[[ DATASET, beginning ]]
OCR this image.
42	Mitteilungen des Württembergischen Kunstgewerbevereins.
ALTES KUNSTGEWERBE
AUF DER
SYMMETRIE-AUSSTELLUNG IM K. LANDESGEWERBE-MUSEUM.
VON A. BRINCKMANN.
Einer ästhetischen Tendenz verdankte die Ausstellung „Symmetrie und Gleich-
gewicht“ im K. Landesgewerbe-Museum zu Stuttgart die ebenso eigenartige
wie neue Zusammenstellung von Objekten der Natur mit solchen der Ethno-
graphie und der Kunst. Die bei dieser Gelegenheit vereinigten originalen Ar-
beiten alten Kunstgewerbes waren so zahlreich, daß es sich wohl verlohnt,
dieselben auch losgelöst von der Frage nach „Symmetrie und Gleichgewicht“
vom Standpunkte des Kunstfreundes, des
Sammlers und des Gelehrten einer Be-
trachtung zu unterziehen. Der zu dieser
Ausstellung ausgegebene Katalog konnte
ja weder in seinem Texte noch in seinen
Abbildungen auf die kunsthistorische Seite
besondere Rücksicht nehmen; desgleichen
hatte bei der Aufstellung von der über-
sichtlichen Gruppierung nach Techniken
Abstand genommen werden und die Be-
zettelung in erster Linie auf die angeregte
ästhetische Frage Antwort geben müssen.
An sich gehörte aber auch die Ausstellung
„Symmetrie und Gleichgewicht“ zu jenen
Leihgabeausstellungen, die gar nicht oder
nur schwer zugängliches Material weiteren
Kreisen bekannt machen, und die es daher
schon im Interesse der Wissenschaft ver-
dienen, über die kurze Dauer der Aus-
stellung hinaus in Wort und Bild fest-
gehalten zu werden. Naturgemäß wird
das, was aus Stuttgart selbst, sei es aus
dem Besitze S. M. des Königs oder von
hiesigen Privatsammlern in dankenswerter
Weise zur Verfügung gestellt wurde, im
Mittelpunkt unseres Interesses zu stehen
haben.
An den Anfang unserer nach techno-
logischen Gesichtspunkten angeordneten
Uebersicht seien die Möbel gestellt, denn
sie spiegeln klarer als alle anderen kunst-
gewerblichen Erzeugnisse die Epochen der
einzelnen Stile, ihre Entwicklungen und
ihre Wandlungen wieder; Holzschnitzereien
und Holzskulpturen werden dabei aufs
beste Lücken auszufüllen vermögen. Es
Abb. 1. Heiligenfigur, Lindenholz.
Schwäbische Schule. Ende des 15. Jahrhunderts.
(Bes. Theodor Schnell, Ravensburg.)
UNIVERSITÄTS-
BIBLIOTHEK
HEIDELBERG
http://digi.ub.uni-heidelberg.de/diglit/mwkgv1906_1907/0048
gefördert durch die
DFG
[[ DATASET, end ]]
#### [WHAT YOU ARE ASKED TO DO]
Write the data out again in full and exactly.

#### [RESPONSE TO THIS EXERCISE]
OCR this image.
42	Mitteilungen des Württembergischen Kunstgewerbevereins.
ALTES KUNSTGEWERBE
AUF DER
SYMMETRIE-AUSSTELLUNG IM K. LANDESGEWERBE-MUSEUM.
VON A. BRINCKMANN.
Einer ästhetischen Tendenz verdankte die Ausstellung „Symmetrie und Gleich-
gewicht“ im K. Landesgewerbe-Museum zu Stuttgart die ebenso eigenartige
wie neue Zusammenstellung von Objekten der Natur mit solchen der Ethno-
graphie und der Kunst. Die bei dieser Gelegenheit vereinigten originalen Ar-
beiten alten Kunstgewerbes waren so zahlreich, daß es sich wohl verlohnt,
dieselben auch losgelöst von der Frage nach „Symmetrie und Gleichgewicht“
vom Standpunkte des Kunstfreundes, des
Sammlers und des Gelehrten einer Be-
trachtung zu unterziehen. Der zu dieser
Ausstellung ausgegebene Katalog konnte
ja weder in seinem Texte noch in seinen
Abbildungen auf die kunsthistorische Seite
besondere Rücksicht nehmen; desgleichen
hatte bei der Aufstellung von der über-
sichtlichen Gruppierung nach Techniken
Abstand genommen werden und die Be-
zettelung in erster Linie auf die angeregte
ästhetische Frage Antwort geben müssen.
An sich gehörte aber auch die Ausstellung
„Symmetrie und Gleichgewicht“ zu jenen
Leihgabeausstellungen, die gar nicht oder
nur schwer zugängliches Material weiteren
Kreisen bekannt machen, und die es daher
schon im Interesse der Wissenschaft ver-
dienen, über die kurze Dauer der Aus-
stellung hinaus in Wort und Bild fest-
gehalten zu werden. Naturgemäß wird
das, was aus Stuttgart selbst, sei es aus
dem Besitze S. M. des Königs oder von
hiesigen Privatsammlern in dankenswerter
Weise zur Verfügung gestellt wurde, im
Mittelpunkt unseres Interesses zu stehen
haben.
An den Anfang unserer nach techno-
logischen Gesichtspunkten angeordneten
Uebersicht seien die Möbel gestellt, denn
sie spiegeln klarer als alle anderen kunst-
gewerblichen Erzeugnisse die Epochen der
einzelnen Stile, ihre Entwicklungen und
ihre Wandlungen wieder; Holzschnitzereien
und Holzskulpturen werden dabei aufs
beste Lücken auszufüllen vermögen. Es
Abb. 1. Heiligenfigur, Lindenholz.
Schwäbische Schule. Ende des 15. Jahrhunderts.
(Bes. Theodor Schnell, Ravensburg.)
UNIVERSITÄTS-
BIBLIOTHEK
HEIDELBERG
http://digi.ub.uni-heidelberg.de/diglit/mwkgv1906_1907/0048
gefördert durch die
DFG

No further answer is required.